Lines of data
********************

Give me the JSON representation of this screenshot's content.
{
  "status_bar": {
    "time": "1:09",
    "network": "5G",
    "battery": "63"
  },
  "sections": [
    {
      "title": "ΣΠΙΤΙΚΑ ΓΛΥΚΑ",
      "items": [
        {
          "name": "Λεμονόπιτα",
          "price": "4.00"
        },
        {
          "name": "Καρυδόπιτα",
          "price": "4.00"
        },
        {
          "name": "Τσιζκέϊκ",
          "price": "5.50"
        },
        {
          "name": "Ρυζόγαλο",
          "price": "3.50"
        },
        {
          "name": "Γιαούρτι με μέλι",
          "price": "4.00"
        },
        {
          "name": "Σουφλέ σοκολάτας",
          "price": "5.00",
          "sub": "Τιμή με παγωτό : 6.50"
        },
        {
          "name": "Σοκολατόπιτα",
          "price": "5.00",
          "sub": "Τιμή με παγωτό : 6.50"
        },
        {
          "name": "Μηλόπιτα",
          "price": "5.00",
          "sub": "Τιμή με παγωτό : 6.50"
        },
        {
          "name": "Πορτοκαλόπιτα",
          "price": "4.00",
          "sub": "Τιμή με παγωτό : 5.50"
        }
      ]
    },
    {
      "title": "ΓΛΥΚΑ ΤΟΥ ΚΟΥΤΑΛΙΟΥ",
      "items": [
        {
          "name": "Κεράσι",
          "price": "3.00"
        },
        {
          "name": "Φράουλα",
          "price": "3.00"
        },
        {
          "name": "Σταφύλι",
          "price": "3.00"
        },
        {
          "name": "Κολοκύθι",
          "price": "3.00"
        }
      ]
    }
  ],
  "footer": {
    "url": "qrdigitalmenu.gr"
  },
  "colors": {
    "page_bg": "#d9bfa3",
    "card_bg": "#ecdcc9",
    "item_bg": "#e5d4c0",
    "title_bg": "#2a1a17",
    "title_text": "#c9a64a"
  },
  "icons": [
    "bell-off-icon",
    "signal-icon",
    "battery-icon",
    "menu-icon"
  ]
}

********************

## Stated exercise:
Show each line of the data that contains the string "ΓΛΥΚΑ".

## Solution to this problem:
      "title": "ΣΠΙΤΙΚΑ ΓΛΥΚΑ",
      "title": "ΓΛΥΚΑ ΤΟΥ ΚΟΥΤΑΛΙΟΥ",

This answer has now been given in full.